What you should do
Each entry must be given again exactly; images do not belong in the copy.

[Extracted data entries]
* * * * *
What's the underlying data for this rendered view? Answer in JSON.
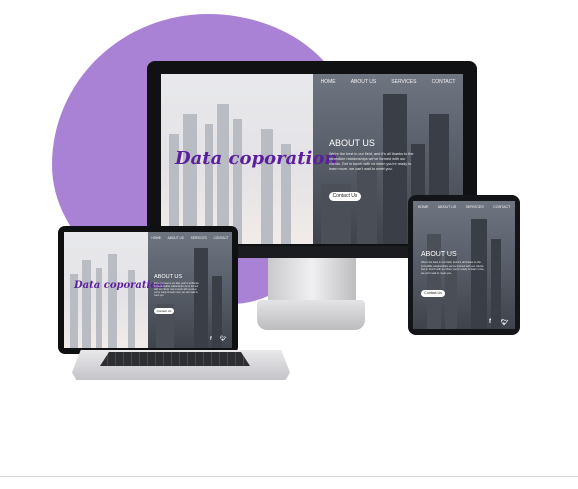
{
  "site": {
    "nav": [
      "HOME",
      "ABOUT US",
      "SERVICES",
      "CONTACT"
    ],
    "logo_text": "Data coporation",
    "about_heading": "ABOUT US",
    "about_body": "We're the best in our field, and it's all thanks to the incredible relationships we've formed with our clients. Get in touch with us when you're ready to learn more, we can't wait to meet you.",
    "cta_label": "Contact Us",
    "social_icons": [
      "facebook-icon",
      "twitter-icon"
    ]
  },
  "colors": {
    "blob": "#a982d6",
    "logo": "#5b1f9e"
  }
}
* * * * *
Task answer
What's the underlying data for this rendered view? Answer in JSON.
{
  "site": {
    "nav": [
      "HOME",
      "ABOUT US",
      "SERVICES",
      "CONTACT"
    ],
    "logo_text": "Data coporation",
    "about_heading": "ABOUT US",
    "about_body": "We're the best in our field, and it's all thanks to the incredible relationships we've formed with our clients. Get in touch with us when you're ready to learn more, we can't wait to meet you.",
    "cta_label": "Contact Us",
    "social_icons": [
      "facebook-icon",
      "twitter-icon"
    ]
  },
  "colors": {
    "blob": "#a982d6",
    "logo": "#5b1f9e"
  }
}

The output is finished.